### Task to carry out
State how many lines of the data contain the word "active", and write nothing besides the number.

### Input rows
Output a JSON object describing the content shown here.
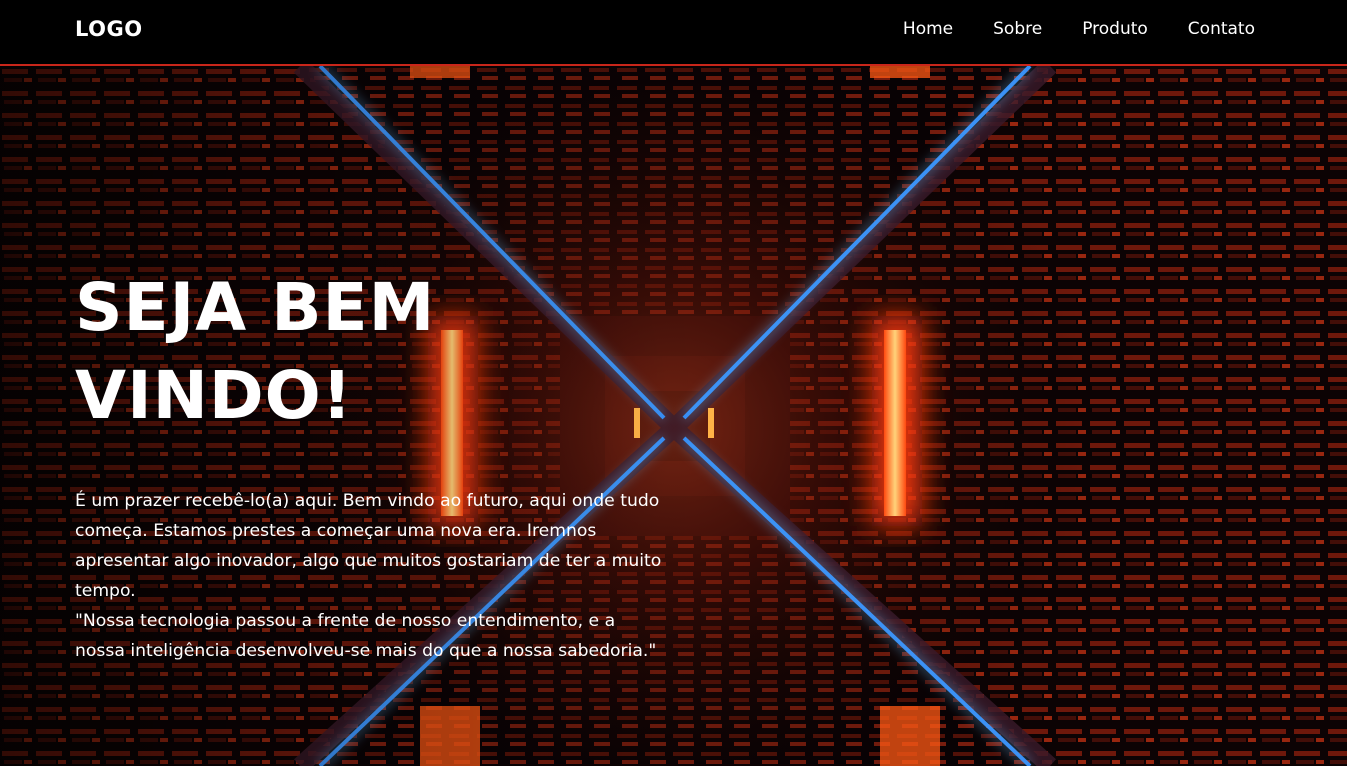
{
  "header": {
    "logo": "LOGO",
    "nav": [
      {
        "label": "Home"
      },
      {
        "label": "Sobre"
      },
      {
        "label": "Produto"
      },
      {
        "label": "Contato"
      }
    ]
  },
  "hero": {
    "title": "SEJA BEM VINDO!",
    "paragraphs": [
      "É um prazer recebê-lo(a) aqui. Bem vindo ao futuro, aqui onde tudo começa. Estamos prestes a começar uma nova era. Iremnos apresentar algo inovador, algo que muitos gostariam de ter a muito tempo.",
      "\"Nossa tecnologia passou a frente de nosso entendimento, e a nossa inteligência desenvolveu-se mais do que a nossa sabedoria.\""
    ]
  },
  "colors": {
    "header_bg": "#000000",
    "header_border": "#c9261a",
    "accent_orange": "#ff6a1a",
    "accent_blue": "#2f8cff",
    "text": "#ffffff"
  }
}
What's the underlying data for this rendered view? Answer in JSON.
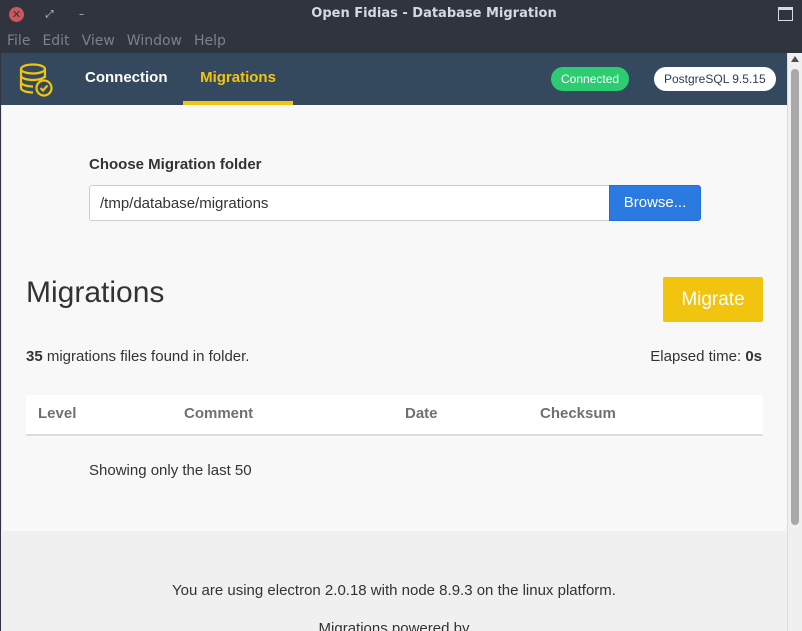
{
  "window": {
    "title": "Open Fidias - Database Migration",
    "close_glyph": "✕",
    "maximize_glyph": "⤢",
    "minimize_glyph": "–"
  },
  "menu": {
    "items": [
      "File",
      "Edit",
      "View",
      "Window",
      "Help"
    ]
  },
  "navbar": {
    "logo_icon": "database-check-icon",
    "tabs": [
      {
        "label": "Connection",
        "active": false
      },
      {
        "label": "Migrations",
        "active": true
      }
    ],
    "status_badge": "Connected",
    "db_badge": "PostgreSQL 9.5.15",
    "colors": {
      "bar": "#34495e",
      "active": "#f1c40f",
      "connected": "#2ecc71"
    }
  },
  "folder": {
    "label": "Choose Migration folder",
    "path": "/tmp/database/migrations",
    "browse_label": "Browse..."
  },
  "migrations": {
    "heading": "Migrations",
    "migrate_label": "Migrate",
    "found_count": "35",
    "found_text": " migrations files found in folder.",
    "elapsed_label": "Elapsed time: ",
    "elapsed_value": "0s",
    "table_headers": [
      "Level",
      "Comment",
      "Date",
      "Checksum"
    ],
    "showing_text": "Showing only the last 50"
  },
  "footer": {
    "electron_line": "You are using electron 2.0.18 with node 8.9.3 on the linux platform.",
    "cut_line": "Migrations powered by"
  }
}
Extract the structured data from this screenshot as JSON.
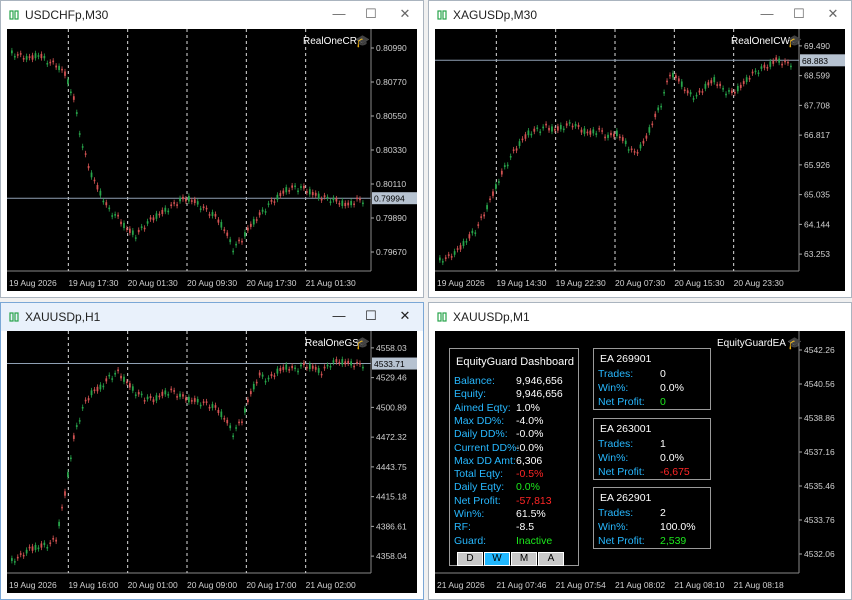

### Full solution
3